- [ABOUT THIS TASK]:
Please copy every line from the following entries in which the word "banner" appears.

- [SOURCE RECORDS]:
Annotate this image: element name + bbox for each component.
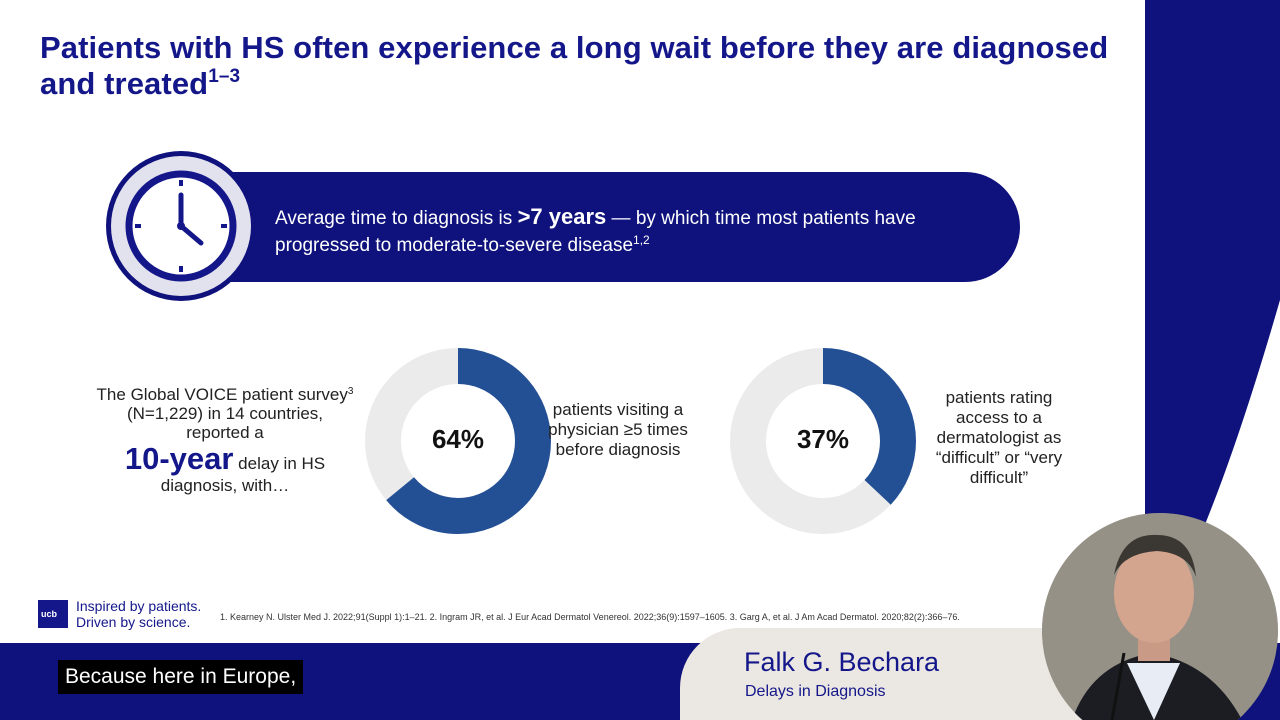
ucb-logo-mark: ucb (38, 600, 68, 628)
presenter-card (680, 628, 1100, 720)
presenter-name: Falk G. Bechara (744, 647, 940, 677)
logo-tagline: Inspired by patients. Driven by science. (76, 598, 202, 630)
speaker-face (1114, 543, 1194, 643)
slide (0, 0, 1145, 643)
donut-arc-37 (730, 348, 916, 534)
banner-text: Average time to diagnosis is >7 years — … (275, 204, 916, 256)
stat-description-37: patients rating access to a dermatologis… (935, 388, 1063, 487)
clock-icon (105, 150, 257, 302)
slide-title: Patients with HS often experience a long… (40, 30, 1109, 101)
donut-chart-64 (365, 348, 551, 534)
diagnosis-time-banner (160, 172, 1020, 282)
stat-description-64: patients visiting a physician ≥5 times b… (548, 400, 688, 459)
stat-value-64: 64% (431, 424, 485, 454)
video-caption: Because here in Europe, (58, 660, 304, 694)
presentation-title: Delays in Diagnosis (745, 683, 886, 700)
ucb-logo: ucb Inspired by patients. Driven by scie… (38, 598, 238, 632)
references: 1. Kearney N. Ulster Med J. 2022;91(Supp… (220, 612, 960, 622)
speaker-video-bubble (1042, 513, 1278, 720)
speaker-shirt (1127, 663, 1180, 720)
donut-chart-37 (730, 348, 916, 534)
survey-description: The Global VOICE patient survey3 (N=1,22… (96, 385, 354, 495)
donut-arc-64 (365, 348, 551, 534)
stat-value-37: 37% (796, 424, 850, 454)
speaker-hair (1114, 534, 1196, 577)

- [OUTPUT]:
banner-text: Average time to diagnosis is >7 years — … (275, 204, 916, 256)
diagnosis-time-banner (160, 172, 1020, 282)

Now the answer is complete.